## Exercise instructions
Reproduce the listing below character for character; drop every image.
>> start Dataset records
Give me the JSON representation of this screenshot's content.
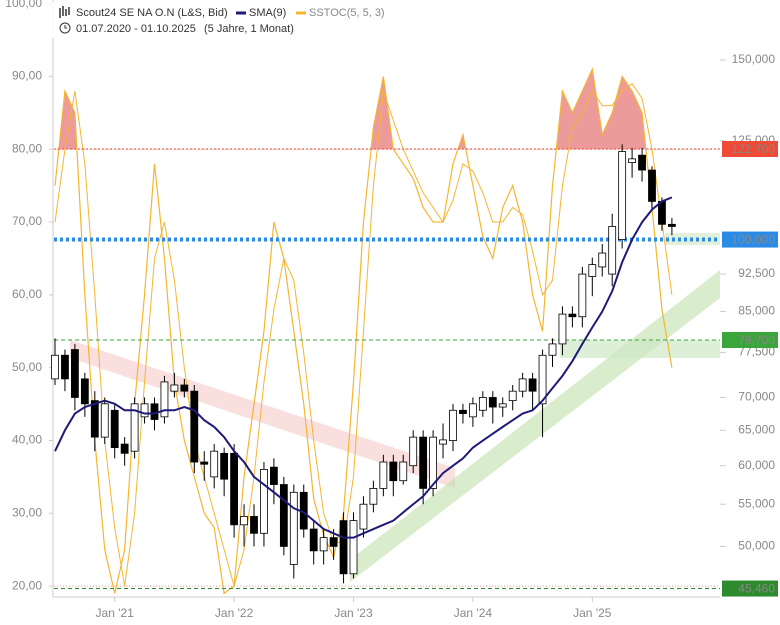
{
  "chart_data": {
    "type": "candlestick",
    "title": "Scout24 SE NA O.N (L&S, Bid)",
    "date_range": "01.07.2020 - 01.10.2025",
    "period": "(5 Jahre, 1 Monat)",
    "categories": [
      null,
      null,
      null,
      null,
      null,
      null,
      "Jan '21",
      null,
      null,
      null,
      null,
      null,
      null,
      null,
      null,
      null,
      null,
      null,
      "Jan '22",
      null,
      null,
      null,
      null,
      null,
      null,
      null,
      null,
      null,
      null,
      null,
      "Jan '23",
      null,
      null,
      null,
      null,
      null,
      null,
      null,
      null,
      null,
      null,
      null,
      "Jan '24",
      null,
      null,
      null,
      null,
      null,
      null,
      null,
      null,
      null,
      null,
      null,
      "Jan '25",
      null,
      null,
      null,
      null,
      null,
      null,
      null,
      null
    ],
    "open": [
      73,
      77,
      78,
      73,
      69.5,
      64,
      68,
      63,
      62,
      67,
      69,
      67,
      71,
      72,
      71,
      60.5,
      58.5,
      61.7,
      61.7,
      52.5,
      53.5,
      51.5,
      59.8,
      57.5,
      48,
      56.5,
      52,
      49.5,
      51,
      53,
      47,
      52,
      55,
      57,
      60.5,
      58,
      60,
      64,
      57,
      63,
      63.5,
      68,
      67,
      68,
      70,
      68.5,
      69.5,
      71,
      73,
      69,
      77,
      79,
      84.5,
      84,
      92,
      94,
      92.5,
      100,
      119,
      121,
      117,
      109,
      103.5
    ],
    "high": [
      80,
      78,
      79,
      74,
      71,
      70,
      69,
      64,
      70,
      70,
      70,
      73.5,
      74,
      73,
      72,
      62,
      63,
      62.5,
      63,
      55,
      55,
      60.5,
      61,
      58.5,
      57.5,
      57.5,
      53,
      52,
      52,
      54,
      54,
      56,
      58,
      61.5,
      61.5,
      61.5,
      65,
      65,
      65,
      66,
      69,
      69,
      70,
      71,
      71,
      70,
      72,
      74,
      74,
      78,
      80,
      86,
      86,
      94,
      96,
      99,
      106,
      124,
      123,
      123,
      118,
      110,
      105
    ],
    "low": [
      72,
      71,
      68,
      67,
      62,
      63,
      61,
      60,
      61,
      66,
      65,
      66,
      70,
      70,
      59,
      58,
      57,
      56,
      51,
      50,
      50,
      50,
      55,
      49,
      46.5,
      51,
      48,
      48,
      48.5,
      46,
      46.5,
      51,
      54,
      56,
      56,
      57.5,
      59,
      55,
      56,
      61,
      62,
      66,
      65.5,
      67,
      66,
      67,
      68,
      70,
      68,
      64,
      75,
      77,
      82,
      82,
      88,
      92,
      90,
      98,
      115,
      114,
      107,
      102,
      101
    ],
    "close": [
      77,
      73,
      70,
      69,
      64,
      69,
      62.5,
      61.7,
      69,
      69,
      66.6,
      72.5,
      72,
      71,
      60.5,
      60.2,
      62,
      58.2,
      52.5,
      53.5,
      51.5,
      59.5,
      57.5,
      50,
      56.5,
      52,
      49.5,
      51,
      50,
      47,
      53,
      55,
      57,
      60.5,
      58,
      60.5,
      64,
      57,
      64,
      63.6,
      68,
      67.5,
      69,
      70,
      68.5,
      69,
      71,
      73,
      71,
      77,
      79,
      84.5,
      84,
      92.5,
      94.5,
      97,
      103,
      122,
      120,
      117,
      109,
      103.5,
      103
    ],
    "up_color": "#ffffff",
    "down_color": "#000000",
    "series": [
      {
        "name": "SMA(9)",
        "color": "#1e1a78",
        "axis": "y2",
        "values": [
          62,
          65,
          67.5,
          68.5,
          69,
          69.5,
          69,
          68,
          68,
          67.5,
          67.5,
          68,
          68,
          68.5,
          68,
          66.5,
          65.5,
          64,
          62,
          60.5,
          58.5,
          57.5,
          56.5,
          55.5,
          54.5,
          54,
          53,
          52,
          51.5,
          51,
          51,
          51.5,
          52,
          52.5,
          53,
          54,
          55,
          56,
          57.5,
          59,
          60,
          61,
          62.5,
          63.5,
          64.5,
          65.5,
          66.5,
          67.5,
          68,
          69.5,
          71.5,
          73.5,
          76,
          79,
          82,
          85,
          89,
          95,
          100,
          104,
          107,
          109,
          110
        ]
      },
      {
        "name": "SSTOC(5, 5, 3)",
        "color": "#f5b531",
        "overbought_fill": "#ec9a9a",
        "thresholds": [
          20,
          80
        ],
        "values": [
          75,
          88,
          85,
          60,
          40,
          25,
          19,
          25,
          45,
          60,
          78,
          65,
          48,
          40,
          35,
          30,
          28,
          19,
          20,
          35,
          45,
          55,
          70,
          65,
          55,
          45,
          32,
          27,
          24,
          30,
          48,
          70,
          83,
          90,
          80,
          78,
          76,
          72,
          70,
          70,
          78,
          82,
          75,
          68,
          65,
          72,
          75,
          70,
          60,
          55,
          75,
          88,
          85,
          88,
          91,
          82,
          85,
          90,
          88,
          85,
          72,
          58,
          50
        ],
        "signal": [
          70,
          80,
          88,
          78,
          60,
          40,
          28,
          20,
          30,
          48,
          65,
          70,
          62,
          50,
          40,
          35,
          30,
          25,
          20,
          25,
          35,
          48,
          58,
          65,
          62,
          52,
          40,
          30,
          26,
          26,
          35,
          55,
          75,
          88,
          84,
          80,
          77,
          74,
          72,
          70,
          73,
          78,
          77,
          74,
          70,
          70,
          72,
          71,
          66,
          60,
          62,
          75,
          83,
          85,
          88,
          86,
          86,
          88,
          89,
          87,
          80,
          70,
          60
        ]
      }
    ],
    "ylim": [
      18.5,
      100.5
    ],
    "yticks": [
      {
        "value": 20,
        "label": "20,00"
      },
      {
        "value": 30,
        "label": "30,00"
      },
      {
        "value": 40,
        "label": "40,00"
      },
      {
        "value": 50,
        "label": "50,00"
      },
      {
        "value": 60,
        "label": "60,00"
      },
      {
        "value": 70,
        "label": "70,00"
      },
      {
        "value": 80,
        "label": "80,00"
      },
      {
        "value": 90,
        "label": "90,00"
      },
      {
        "value": 100,
        "label": "100,00"
      }
    ],
    "y2lim": [
      44.6,
      171.8
    ],
    "y2_log": true,
    "y2ticks": [
      {
        "value": 150,
        "label": "150,000"
      },
      {
        "value": 125,
        "label": "125,000"
      },
      {
        "value": 92.5,
        "label": "92,500"
      },
      {
        "value": 85,
        "label": "85,000"
      },
      {
        "value": 77.5,
        "label": "77,500"
      },
      {
        "value": 70,
        "label": "70,000"
      },
      {
        "value": 65,
        "label": "65,000"
      },
      {
        "value": 60,
        "label": "60,000"
      },
      {
        "value": 55,
        "label": "55,000"
      },
      {
        "value": 50,
        "label": "50,000"
      }
    ],
    "levels": [
      {
        "value": 122.7,
        "label": "122,700",
        "color": "#ef4a35",
        "dash": "2,2",
        "width": 1
      },
      {
        "value": 100,
        "label": "100,000",
        "color": "#2a8be6",
        "dash": "3,3",
        "width": 4
      },
      {
        "value": 79.7,
        "label": "79,700",
        "color": "#3aa53a",
        "dash": "4,3",
        "width": 1
      },
      {
        "value": 45.46,
        "label": "45,460",
        "color": "#2d8a2d",
        "dash": "4,3",
        "width": 1
      }
    ]
  }
}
>> end Dataset records
## Result of this task
Give me the JSON representation of this screenshot's content.
{
  "chart_data": {
    "type": "candlestick",
    "title": "Scout24 SE NA O.N (L&S, Bid)",
    "date_range": "01.07.2020 - 01.10.2025",
    "period": "(5 Jahre, 1 Monat)",
    "categories": [
      null,
      null,
      null,
      null,
      null,
      null,
      "Jan '21",
      null,
      null,
      null,
      null,
      null,
      null,
      null,
      null,
      null,
      null,
      null,
      "Jan '22",
      null,
      null,
      null,
      null,
      null,
      null,
      null,
      null,
      null,
      null,
      null,
      "Jan '23",
      null,
      null,
      null,
      null,
      null,
      null,
      null,
      null,
      null,
      null,
      null,
      "Jan '24",
      null,
      null,
      null,
      null,
      null,
      null,
      null,
      null,
      null,
      null,
      null,
      "Jan '25",
      null,
      null,
      null,
      null,
      null,
      null,
      null,
      null
    ],
    "open": [
      73,
      77,
      78,
      73,
      69.5,
      64,
      68,
      63,
      62,
      67,
      69,
      67,
      71,
      72,
      71,
      60.5,
      58.5,
      61.7,
      61.7,
      52.5,
      53.5,
      51.5,
      59.8,
      57.5,
      48,
      56.5,
      52,
      49.5,
      51,
      53,
      47,
      52,
      55,
      57,
      60.5,
      58,
      60,
      64,
      57,
      63,
      63.5,
      68,
      67,
      68,
      70,
      68.5,
      69.5,
      71,
      73,
      69,
      77,
      79,
      84.5,
      84,
      92,
      94,
      92.5,
      100,
      119,
      121,
      117,
      109,
      103.5
    ],
    "high": [
      80,
      78,
      79,
      74,
      71,
      70,
      69,
      64,
      70,
      70,
      70,
      73.5,
      74,
      73,
      72,
      62,
      63,
      62.5,
      63,
      55,
      55,
      60.5,
      61,
      58.5,
      57.5,
      57.5,
      53,
      52,
      52,
      54,
      54,
      56,
      58,
      61.5,
      61.5,
      61.5,
      65,
      65,
      65,
      66,
      69,
      69,
      70,
      71,
      71,
      70,
      72,
      74,
      74,
      78,
      80,
      86,
      86,
      94,
      96,
      99,
      106,
      124,
      123,
      123,
      118,
      110,
      105
    ],
    "low": [
      72,
      71,
      68,
      67,
      62,
      63,
      61,
      60,
      61,
      66,
      65,
      66,
      70,
      70,
      59,
      58,
      57,
      56,
      51,
      50,
      50,
      50,
      55,
      49,
      46.5,
      51,
      48,
      48,
      48.5,
      46,
      46.5,
      51,
      54,
      56,
      56,
      57.5,
      59,
      55,
      56,
      61,
      62,
      66,
      65.5,
      67,
      66,
      67,
      68,
      70,
      68,
      64,
      75,
      77,
      82,
      82,
      88,
      92,
      90,
      98,
      115,
      114,
      107,
      102,
      101
    ],
    "close": [
      77,
      73,
      70,
      69,
      64,
      69,
      62.5,
      61.7,
      69,
      69,
      66.6,
      72.5,
      72,
      71,
      60.5,
      60.2,
      62,
      58.2,
      52.5,
      53.5,
      51.5,
      59.5,
      57.5,
      50,
      56.5,
      52,
      49.5,
      51,
      50,
      47,
      53,
      55,
      57,
      60.5,
      58,
      60.5,
      64,
      57,
      64,
      63.6,
      68,
      67.5,
      69,
      70,
      68.5,
      69,
      71,
      73,
      71,
      77,
      79,
      84.5,
      84,
      92.5,
      94.5,
      97,
      103,
      122,
      120,
      117,
      109,
      103.5,
      103
    ],
    "up_color": "#ffffff",
    "down_color": "#000000",
    "series": [
      {
        "name": "SMA(9)",
        "color": "#1e1a78",
        "axis": "y2",
        "values": [
          62,
          65,
          67.5,
          68.5,
          69,
          69.5,
          69,
          68,
          68,
          67.5,
          67.5,
          68,
          68,
          68.5,
          68,
          66.5,
          65.5,
          64,
          62,
          60.5,
          58.5,
          57.5,
          56.5,
          55.5,
          54.5,
          54,
          53,
          52,
          51.5,
          51,
          51,
          51.5,
          52,
          52.5,
          53,
          54,
          55,
          56,
          57.5,
          59,
          60,
          61,
          62.5,
          63.5,
          64.5,
          65.5,
          66.5,
          67.5,
          68,
          69.5,
          71.5,
          73.5,
          76,
          79,
          82,
          85,
          89,
          95,
          100,
          104,
          107,
          109,
          110
        ]
      },
      {
        "name": "SSTOC(5, 5, 3)",
        "color": "#f5b531",
        "overbought_fill": "#ec9a9a",
        "thresholds": [
          20,
          80
        ],
        "values": [
          75,
          88,
          85,
          60,
          40,
          25,
          19,
          25,
          45,
          60,
          78,
          65,
          48,
          40,
          35,
          30,
          28,
          19,
          20,
          35,
          45,
          55,
          70,
          65,
          55,
          45,
          32,
          27,
          24,
          30,
          48,
          70,
          83,
          90,
          80,
          78,
          76,
          72,
          70,
          70,
          78,
          82,
          75,
          68,
          65,
          72,
          75,
          70,
          60,
          55,
          75,
          88,
          85,
          88,
          91,
          82,
          85,
          90,
          88,
          85,
          72,
          58,
          50
        ],
        "signal": [
          70,
          80,
          88,
          78,
          60,
          40,
          28,
          20,
          30,
          48,
          65,
          70,
          62,
          50,
          40,
          35,
          30,
          25,
          20,
          25,
          35,
          48,
          58,
          65,
          62,
          52,
          40,
          30,
          26,
          26,
          35,
          55,
          75,
          88,
          84,
          80,
          77,
          74,
          72,
          70,
          73,
          78,
          77,
          74,
          70,
          70,
          72,
          71,
          66,
          60,
          62,
          75,
          83,
          85,
          88,
          86,
          86,
          88,
          89,
          87,
          80,
          70,
          60
        ]
      }
    ],
    "ylim": [
      18.5,
      100.5
    ],
    "yticks": [
      {
        "value": 20,
        "label": "20,00"
      },
      {
        "value": 30,
        "label": "30,00"
      },
      {
        "value": 40,
        "label": "40,00"
      },
      {
        "value": 50,
        "label": "50,00"
      },
      {
        "value": 60,
        "label": "60,00"
      },
      {
        "value": 70,
        "label": "70,00"
      },
      {
        "value": 80,
        "label": "80,00"
      },
      {
        "value": 90,
        "label": "90,00"
      },
      {
        "value": 100,
        "label": "100,00"
      }
    ],
    "y2lim": [
      44.6,
      171.8
    ],
    "y2_log": true,
    "y2ticks": [
      {
        "value": 150,
        "label": "150,000"
      },
      {
        "value": 125,
        "label": "125,000"
      },
      {
        "value": 92.5,
        "label": "92,500"
      },
      {
        "value": 85,
        "label": "85,000"
      },
      {
        "value": 77.5,
        "label": "77,500"
      },
      {
        "value": 70,
        "label": "70,000"
      },
      {
        "value": 65,
        "label": "65,000"
      },
      {
        "value": 60,
        "label": "60,000"
      },
      {
        "value": 55,
        "label": "55,000"
      },
      {
        "value": 50,
        "label": "50,000"
      }
    ],
    "levels": [
      {
        "value": 122.7,
        "label": "122,700",
        "color": "#ef4a35",
        "dash": "2,2",
        "width": 1
      },
      {
        "value": 100,
        "label": "100,000",
        "color": "#2a8be6",
        "dash": "3,3",
        "width": 4
      },
      {
        "value": 79.7,
        "label": "79,700",
        "color": "#3aa53a",
        "dash": "4,3",
        "width": 1
      },
      {
        "value": 45.46,
        "label": "45,460",
        "color": "#2d8a2d",
        "dash": "4,3",
        "width": 1
      }
    ]
  }
}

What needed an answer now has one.